| Task description |
Starting from the line containing "Give me the", write out the rest of the entries exactly, through the final line, including nothing else.

| The data |
>>>>>
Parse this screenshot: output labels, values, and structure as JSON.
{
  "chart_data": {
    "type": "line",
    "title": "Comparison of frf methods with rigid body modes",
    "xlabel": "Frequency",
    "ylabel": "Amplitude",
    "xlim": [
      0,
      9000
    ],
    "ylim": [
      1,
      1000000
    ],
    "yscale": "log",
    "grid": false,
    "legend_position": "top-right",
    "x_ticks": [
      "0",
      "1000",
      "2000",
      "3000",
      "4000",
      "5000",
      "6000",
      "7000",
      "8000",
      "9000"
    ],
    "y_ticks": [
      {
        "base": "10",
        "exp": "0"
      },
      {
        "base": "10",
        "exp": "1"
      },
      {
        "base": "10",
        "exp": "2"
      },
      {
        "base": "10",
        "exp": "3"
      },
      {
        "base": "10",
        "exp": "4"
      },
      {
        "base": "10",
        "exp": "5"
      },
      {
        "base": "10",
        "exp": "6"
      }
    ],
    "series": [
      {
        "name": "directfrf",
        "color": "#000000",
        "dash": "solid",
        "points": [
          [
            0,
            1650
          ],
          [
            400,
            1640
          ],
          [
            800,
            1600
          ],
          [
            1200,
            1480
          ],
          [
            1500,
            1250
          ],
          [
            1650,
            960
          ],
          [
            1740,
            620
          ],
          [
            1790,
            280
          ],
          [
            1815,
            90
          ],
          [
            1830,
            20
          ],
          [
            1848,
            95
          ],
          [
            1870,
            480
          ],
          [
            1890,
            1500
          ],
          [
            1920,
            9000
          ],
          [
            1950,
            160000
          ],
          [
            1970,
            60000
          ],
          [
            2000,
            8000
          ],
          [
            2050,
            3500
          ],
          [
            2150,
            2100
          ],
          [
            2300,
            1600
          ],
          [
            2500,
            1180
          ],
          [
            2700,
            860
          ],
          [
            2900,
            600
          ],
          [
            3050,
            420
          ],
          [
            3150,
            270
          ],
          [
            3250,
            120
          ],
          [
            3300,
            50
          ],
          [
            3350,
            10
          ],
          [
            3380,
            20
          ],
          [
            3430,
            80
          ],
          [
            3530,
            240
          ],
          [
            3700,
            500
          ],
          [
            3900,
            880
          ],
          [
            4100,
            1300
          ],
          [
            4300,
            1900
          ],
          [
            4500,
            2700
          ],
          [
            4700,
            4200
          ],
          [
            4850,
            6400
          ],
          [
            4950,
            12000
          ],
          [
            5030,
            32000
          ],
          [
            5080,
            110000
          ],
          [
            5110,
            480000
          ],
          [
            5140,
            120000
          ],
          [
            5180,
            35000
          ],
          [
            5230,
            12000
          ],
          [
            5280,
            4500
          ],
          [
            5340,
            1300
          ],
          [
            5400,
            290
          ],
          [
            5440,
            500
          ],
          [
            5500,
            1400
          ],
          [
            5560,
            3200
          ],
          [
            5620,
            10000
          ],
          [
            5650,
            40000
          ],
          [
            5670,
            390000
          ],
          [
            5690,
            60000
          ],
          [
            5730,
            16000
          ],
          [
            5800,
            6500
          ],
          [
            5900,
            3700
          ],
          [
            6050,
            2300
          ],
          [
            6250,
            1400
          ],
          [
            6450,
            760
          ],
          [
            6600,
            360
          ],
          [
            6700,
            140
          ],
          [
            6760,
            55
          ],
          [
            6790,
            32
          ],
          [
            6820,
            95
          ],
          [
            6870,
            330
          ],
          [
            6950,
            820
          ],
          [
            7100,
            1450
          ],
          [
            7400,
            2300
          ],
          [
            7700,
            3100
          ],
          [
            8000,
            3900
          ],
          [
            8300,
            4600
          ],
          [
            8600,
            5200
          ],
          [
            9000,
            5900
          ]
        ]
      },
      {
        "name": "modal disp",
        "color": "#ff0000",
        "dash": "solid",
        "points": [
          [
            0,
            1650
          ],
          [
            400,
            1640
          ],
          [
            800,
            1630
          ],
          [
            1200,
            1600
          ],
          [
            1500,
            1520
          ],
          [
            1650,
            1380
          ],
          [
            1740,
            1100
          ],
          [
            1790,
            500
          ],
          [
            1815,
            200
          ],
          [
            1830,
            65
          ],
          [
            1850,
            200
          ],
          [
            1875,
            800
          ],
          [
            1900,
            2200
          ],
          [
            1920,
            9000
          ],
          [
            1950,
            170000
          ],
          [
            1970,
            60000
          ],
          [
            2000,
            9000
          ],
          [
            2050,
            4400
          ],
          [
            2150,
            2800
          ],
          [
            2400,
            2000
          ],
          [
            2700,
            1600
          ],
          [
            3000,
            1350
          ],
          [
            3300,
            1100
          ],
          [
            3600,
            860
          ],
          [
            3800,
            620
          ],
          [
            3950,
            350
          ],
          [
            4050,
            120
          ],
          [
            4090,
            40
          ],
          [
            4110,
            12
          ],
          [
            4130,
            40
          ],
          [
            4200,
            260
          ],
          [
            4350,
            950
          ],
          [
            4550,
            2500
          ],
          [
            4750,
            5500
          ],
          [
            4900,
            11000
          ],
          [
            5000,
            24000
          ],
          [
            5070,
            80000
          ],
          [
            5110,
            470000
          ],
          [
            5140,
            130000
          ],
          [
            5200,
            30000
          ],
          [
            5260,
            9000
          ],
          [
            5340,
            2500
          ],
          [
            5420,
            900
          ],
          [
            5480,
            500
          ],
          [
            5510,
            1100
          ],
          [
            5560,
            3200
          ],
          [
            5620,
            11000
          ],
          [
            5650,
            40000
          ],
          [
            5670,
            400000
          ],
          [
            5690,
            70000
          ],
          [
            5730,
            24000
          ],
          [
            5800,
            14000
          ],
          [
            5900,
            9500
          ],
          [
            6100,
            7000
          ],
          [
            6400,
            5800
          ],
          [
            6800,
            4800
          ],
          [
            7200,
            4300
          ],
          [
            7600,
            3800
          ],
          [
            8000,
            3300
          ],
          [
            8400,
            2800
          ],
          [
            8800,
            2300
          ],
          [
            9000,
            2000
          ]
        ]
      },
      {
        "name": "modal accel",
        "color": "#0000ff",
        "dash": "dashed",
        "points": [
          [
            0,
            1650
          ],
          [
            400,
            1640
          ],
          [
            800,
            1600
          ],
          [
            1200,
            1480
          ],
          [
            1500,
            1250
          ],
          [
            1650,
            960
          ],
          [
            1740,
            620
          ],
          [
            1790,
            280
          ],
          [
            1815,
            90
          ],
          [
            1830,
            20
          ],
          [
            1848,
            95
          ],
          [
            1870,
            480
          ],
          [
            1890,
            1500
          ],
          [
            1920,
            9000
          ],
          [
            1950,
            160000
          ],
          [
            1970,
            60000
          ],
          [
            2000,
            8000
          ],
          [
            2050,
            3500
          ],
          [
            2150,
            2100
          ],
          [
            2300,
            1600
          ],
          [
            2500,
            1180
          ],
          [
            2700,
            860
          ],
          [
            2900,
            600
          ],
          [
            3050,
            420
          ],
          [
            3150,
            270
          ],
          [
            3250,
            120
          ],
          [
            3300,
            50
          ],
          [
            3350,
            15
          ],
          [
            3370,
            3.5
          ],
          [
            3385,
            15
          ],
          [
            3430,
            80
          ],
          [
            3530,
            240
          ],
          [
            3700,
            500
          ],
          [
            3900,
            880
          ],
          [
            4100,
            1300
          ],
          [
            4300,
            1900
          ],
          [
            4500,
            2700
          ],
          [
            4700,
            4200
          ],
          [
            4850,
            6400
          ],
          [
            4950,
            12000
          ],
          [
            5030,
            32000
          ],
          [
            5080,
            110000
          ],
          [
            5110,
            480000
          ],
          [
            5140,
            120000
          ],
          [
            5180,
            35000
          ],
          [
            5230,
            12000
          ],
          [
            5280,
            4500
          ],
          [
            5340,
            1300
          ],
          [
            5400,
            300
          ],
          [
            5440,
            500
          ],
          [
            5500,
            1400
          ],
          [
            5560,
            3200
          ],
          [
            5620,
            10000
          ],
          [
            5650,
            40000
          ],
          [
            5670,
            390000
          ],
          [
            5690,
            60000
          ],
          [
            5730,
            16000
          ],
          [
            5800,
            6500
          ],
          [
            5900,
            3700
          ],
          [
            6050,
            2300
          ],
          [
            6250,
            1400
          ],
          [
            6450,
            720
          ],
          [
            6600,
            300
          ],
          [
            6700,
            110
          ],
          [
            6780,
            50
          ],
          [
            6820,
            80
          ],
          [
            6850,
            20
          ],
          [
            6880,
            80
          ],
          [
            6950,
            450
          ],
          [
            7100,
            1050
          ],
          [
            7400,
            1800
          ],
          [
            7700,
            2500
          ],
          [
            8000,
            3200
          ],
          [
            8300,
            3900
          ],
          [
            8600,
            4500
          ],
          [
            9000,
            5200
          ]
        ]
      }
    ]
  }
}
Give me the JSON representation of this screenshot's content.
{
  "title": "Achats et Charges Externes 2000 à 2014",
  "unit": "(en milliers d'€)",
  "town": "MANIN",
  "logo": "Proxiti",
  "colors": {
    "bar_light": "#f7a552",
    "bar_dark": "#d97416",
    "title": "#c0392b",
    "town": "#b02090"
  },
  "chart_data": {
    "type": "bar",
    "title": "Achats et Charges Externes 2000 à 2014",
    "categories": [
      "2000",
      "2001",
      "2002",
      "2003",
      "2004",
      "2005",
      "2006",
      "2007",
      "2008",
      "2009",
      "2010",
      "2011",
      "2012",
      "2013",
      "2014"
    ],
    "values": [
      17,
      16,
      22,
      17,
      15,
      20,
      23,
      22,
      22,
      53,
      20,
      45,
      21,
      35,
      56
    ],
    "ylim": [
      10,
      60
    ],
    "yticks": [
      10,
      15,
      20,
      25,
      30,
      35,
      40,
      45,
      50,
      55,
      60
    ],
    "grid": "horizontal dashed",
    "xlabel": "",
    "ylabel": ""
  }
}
<<<<<
| Answer below |
Give me the JSON representation of this screenshot's content.
{
  "title": "Achats et Charges Externes 2000 à 2014",
  "unit": "(en milliers d'€)",
  "town": "MANIN",
  "logo": "Proxiti",
  "colors": {
    "bar_light": "#f7a552",
    "bar_dark": "#d97416",
    "title": "#c0392b",
    "town": "#b02090"
  },
  "chart_data": {
    "type": "bar",
    "title": "Achats et Charges Externes 2000 à 2014",
    "categories": [
      "2000",
      "2001",
      "2002",
      "2003",
      "2004",
      "2005",
      "2006",
      "2007",
      "2008",
      "2009",
      "2010",
      "2011",
      "2012",
      "2013",
      "2014"
    ],
    "values": [
      17,
      16,
      22,
      17,
      15,
      20,
      23,
      22,
      22,
      53,
      20,
      45,
      21,
      35,
      56
    ],
    "ylim": [
      10,
      60
    ],
    "yticks": [
      10,
      15,
      20,
      25,
      30,
      35,
      40,
      45,
      50,
      55,
      60
    ],
    "grid": "horizontal dashed",
    "xlabel": "",
    "ylabel": ""
  }
}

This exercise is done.